* _TASK TO CARRY OUT_
Determine which lines contain the word "préampli", then copy those lines.

* _DATASET CONTENT_

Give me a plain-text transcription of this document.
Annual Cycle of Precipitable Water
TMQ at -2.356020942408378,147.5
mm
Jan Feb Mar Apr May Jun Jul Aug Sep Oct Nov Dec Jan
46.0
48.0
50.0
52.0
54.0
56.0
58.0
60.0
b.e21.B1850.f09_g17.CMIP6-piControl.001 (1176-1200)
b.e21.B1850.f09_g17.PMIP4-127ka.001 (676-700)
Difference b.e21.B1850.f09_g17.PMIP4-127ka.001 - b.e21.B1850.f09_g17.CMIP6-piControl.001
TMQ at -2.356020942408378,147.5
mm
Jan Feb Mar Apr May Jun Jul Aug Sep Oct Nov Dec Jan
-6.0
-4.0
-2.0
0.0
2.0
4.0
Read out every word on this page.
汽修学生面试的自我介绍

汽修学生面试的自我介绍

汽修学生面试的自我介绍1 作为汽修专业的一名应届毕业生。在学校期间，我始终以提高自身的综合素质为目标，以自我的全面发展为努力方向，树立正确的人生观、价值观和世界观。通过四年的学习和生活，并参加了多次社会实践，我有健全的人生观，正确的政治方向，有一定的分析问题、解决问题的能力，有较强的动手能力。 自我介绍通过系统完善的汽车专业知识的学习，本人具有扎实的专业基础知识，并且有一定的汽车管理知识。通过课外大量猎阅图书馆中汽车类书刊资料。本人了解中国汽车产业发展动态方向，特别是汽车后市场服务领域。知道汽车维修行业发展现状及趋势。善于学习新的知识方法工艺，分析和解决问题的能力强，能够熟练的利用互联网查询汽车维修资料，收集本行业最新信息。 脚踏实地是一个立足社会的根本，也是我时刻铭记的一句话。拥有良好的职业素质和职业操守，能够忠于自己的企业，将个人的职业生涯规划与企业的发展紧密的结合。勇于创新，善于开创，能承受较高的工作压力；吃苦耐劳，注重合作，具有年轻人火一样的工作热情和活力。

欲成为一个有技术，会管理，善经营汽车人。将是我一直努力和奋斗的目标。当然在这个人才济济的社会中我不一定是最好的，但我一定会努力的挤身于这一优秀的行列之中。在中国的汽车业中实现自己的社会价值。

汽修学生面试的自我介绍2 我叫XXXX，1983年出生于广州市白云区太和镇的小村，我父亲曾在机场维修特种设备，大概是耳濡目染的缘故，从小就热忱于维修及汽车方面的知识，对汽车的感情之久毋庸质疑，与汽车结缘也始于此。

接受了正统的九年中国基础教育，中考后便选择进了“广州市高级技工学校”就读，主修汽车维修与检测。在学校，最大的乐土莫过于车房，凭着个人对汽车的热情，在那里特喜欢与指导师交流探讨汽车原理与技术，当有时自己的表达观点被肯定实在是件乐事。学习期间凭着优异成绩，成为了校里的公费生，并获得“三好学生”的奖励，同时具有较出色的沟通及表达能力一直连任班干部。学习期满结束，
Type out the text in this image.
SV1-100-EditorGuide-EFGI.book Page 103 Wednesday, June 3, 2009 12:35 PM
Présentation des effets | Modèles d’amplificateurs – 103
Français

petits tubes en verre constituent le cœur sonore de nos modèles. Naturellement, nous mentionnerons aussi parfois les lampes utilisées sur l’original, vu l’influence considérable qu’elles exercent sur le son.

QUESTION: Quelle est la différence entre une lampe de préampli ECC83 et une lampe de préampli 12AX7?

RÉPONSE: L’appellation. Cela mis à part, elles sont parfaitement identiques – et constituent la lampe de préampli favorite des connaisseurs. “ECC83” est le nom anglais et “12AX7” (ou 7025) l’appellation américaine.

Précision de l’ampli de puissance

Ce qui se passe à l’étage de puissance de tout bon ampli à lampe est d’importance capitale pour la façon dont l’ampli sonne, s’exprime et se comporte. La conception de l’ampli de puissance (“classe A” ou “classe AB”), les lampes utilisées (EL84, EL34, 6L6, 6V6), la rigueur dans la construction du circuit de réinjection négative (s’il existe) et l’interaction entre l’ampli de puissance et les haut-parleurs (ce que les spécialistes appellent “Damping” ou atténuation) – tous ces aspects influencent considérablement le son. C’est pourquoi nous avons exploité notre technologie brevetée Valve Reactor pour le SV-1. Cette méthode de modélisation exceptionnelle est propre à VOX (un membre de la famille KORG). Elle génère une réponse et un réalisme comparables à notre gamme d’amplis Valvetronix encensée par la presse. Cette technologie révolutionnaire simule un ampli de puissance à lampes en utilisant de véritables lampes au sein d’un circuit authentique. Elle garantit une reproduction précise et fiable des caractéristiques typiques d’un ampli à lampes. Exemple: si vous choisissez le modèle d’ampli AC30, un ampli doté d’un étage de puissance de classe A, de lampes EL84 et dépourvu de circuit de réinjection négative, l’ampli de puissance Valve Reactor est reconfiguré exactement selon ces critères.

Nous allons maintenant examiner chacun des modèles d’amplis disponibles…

* _RIGHT ANSWER_
QUESTION: Quelle est la différence entre une lampe de préampli ECC83 et une lampe de préampli 12AX7?
RÉPONSE: L’appellation. Cela mis à part, elles sont parfaitement identiques – et constituent la lampe de préampli favorite des connaisseurs. “ECC83” est le nom anglais et “12AX7” (ou 7025) l’appellation américaine.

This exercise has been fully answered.